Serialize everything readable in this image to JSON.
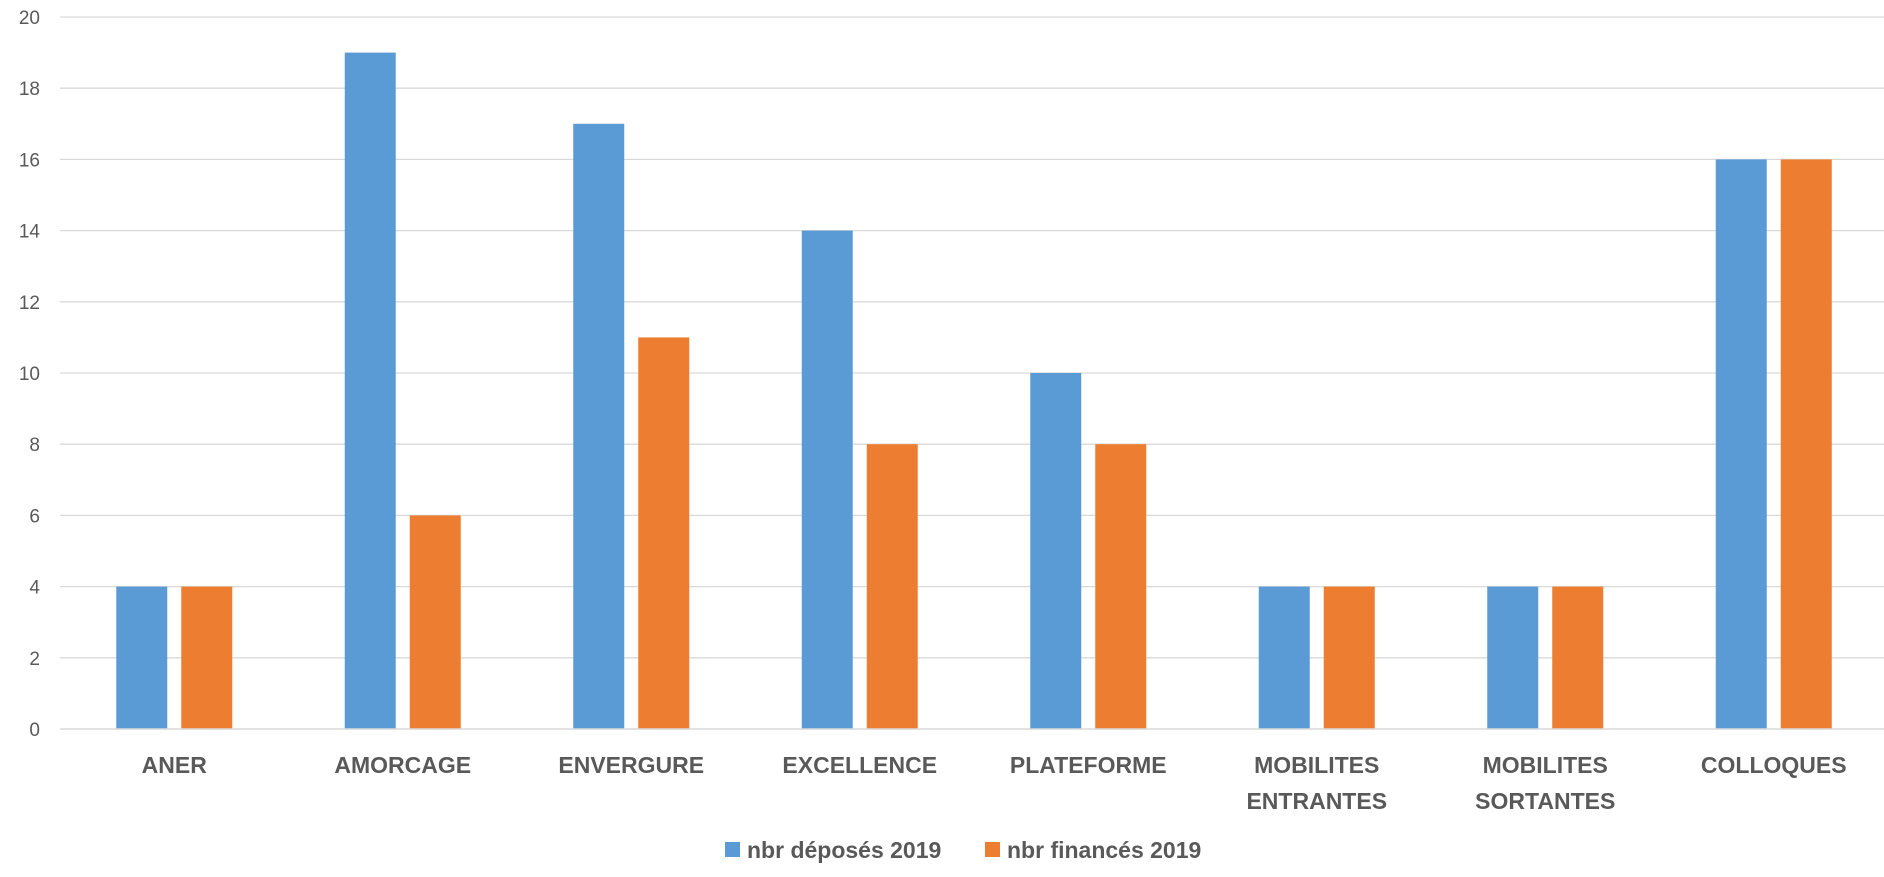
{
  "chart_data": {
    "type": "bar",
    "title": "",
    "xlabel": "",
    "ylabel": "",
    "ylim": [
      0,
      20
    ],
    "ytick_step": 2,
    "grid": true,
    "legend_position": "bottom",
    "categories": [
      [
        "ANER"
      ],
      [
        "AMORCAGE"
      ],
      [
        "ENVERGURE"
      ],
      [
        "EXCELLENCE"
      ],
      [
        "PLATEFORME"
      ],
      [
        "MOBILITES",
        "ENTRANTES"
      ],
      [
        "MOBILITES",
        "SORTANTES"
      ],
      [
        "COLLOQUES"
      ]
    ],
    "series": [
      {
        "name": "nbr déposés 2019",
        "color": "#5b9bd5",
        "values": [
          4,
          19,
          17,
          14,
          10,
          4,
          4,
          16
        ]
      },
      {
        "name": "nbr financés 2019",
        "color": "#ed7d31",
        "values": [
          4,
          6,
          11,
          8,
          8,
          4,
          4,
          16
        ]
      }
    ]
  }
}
________
Task details → Every line in the data that holds "name" should be copied out.

Complete output →
        "name": "nbr déposés 2019",
        "name": "nbr financés 2019",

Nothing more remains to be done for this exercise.